● EXERCISE TASK
Gather all lines with the word "medal" in them.

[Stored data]
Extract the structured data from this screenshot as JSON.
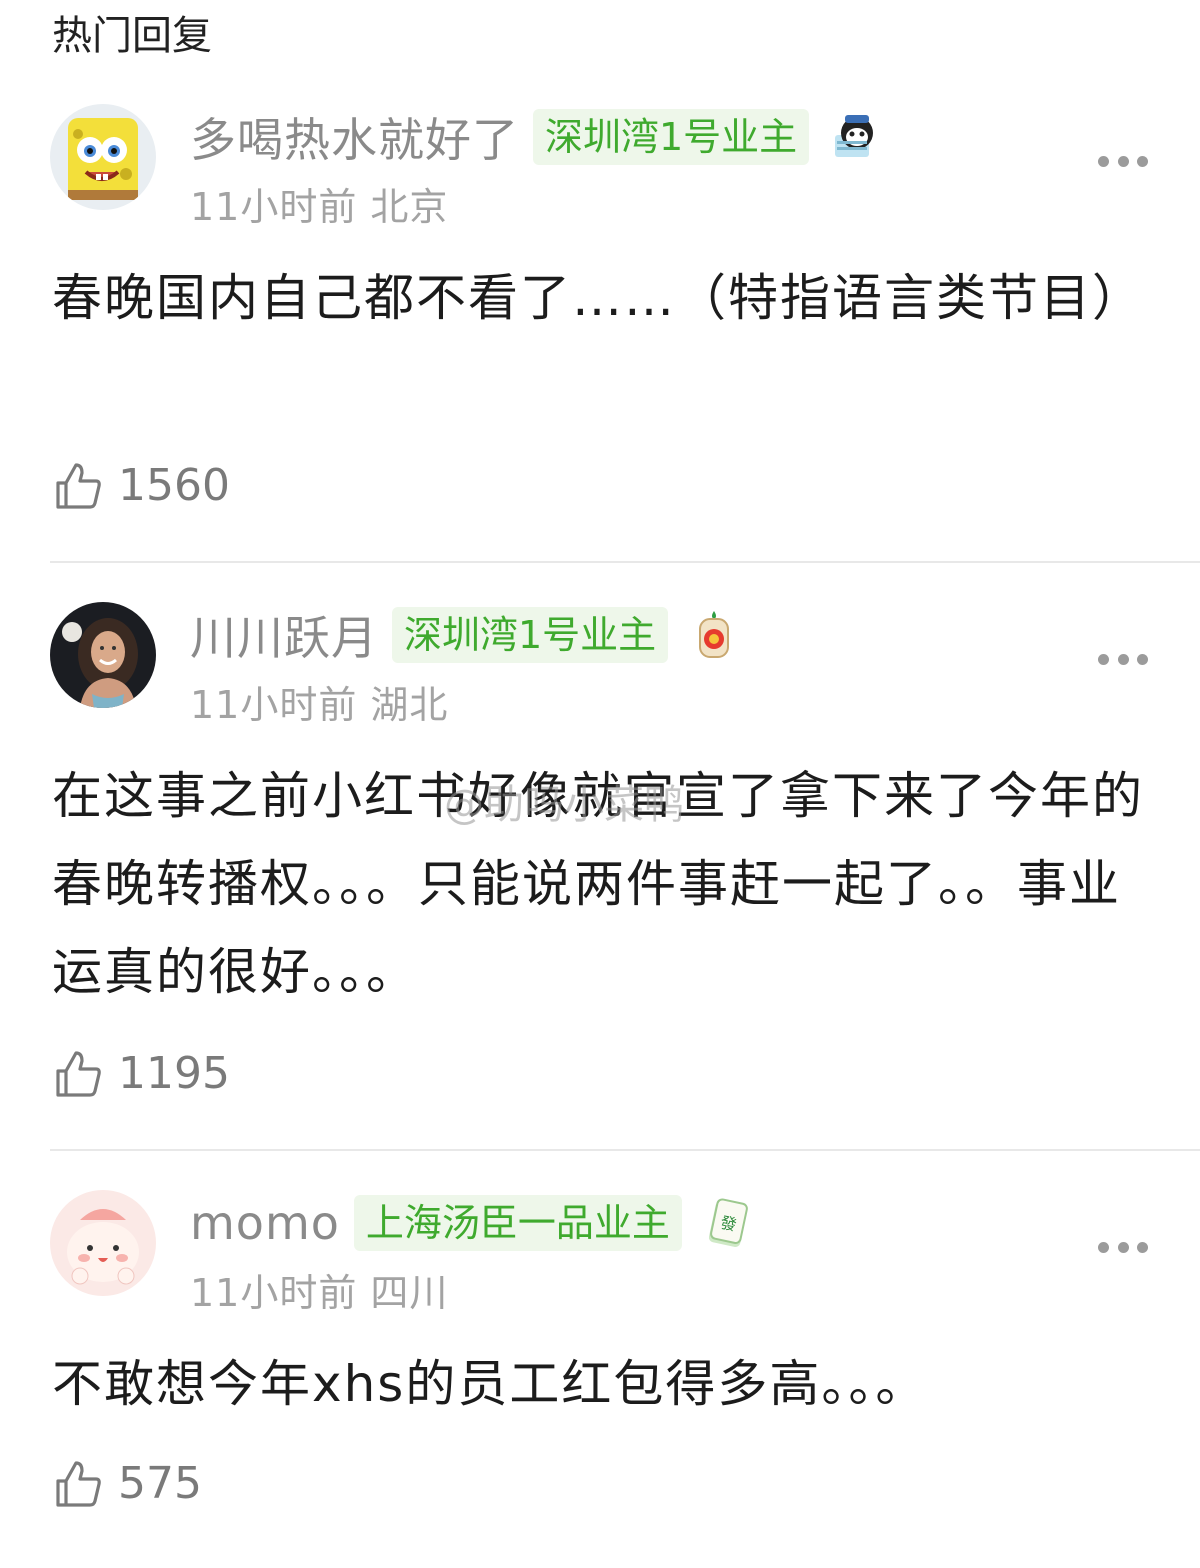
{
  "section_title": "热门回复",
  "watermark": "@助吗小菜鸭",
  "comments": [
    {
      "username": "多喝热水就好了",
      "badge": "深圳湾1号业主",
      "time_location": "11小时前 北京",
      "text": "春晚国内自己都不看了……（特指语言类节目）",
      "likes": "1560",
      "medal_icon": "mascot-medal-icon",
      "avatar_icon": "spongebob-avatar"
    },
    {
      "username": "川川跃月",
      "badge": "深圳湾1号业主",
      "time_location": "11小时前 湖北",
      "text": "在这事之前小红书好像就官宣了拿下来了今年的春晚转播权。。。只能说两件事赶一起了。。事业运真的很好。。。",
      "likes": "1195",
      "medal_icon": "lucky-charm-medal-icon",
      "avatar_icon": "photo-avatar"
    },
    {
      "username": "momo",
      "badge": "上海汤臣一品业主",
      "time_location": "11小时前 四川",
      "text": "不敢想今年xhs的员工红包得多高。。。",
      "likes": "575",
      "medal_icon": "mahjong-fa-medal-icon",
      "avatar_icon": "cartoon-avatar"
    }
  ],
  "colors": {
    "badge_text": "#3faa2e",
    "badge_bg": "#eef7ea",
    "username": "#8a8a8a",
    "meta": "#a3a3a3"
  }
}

● FINAL RESULT
      "medal_icon": "mascot-medal-icon",
      "medal_icon": "lucky-charm-medal-icon",
      "medal_icon": "mahjong-fa-medal-icon",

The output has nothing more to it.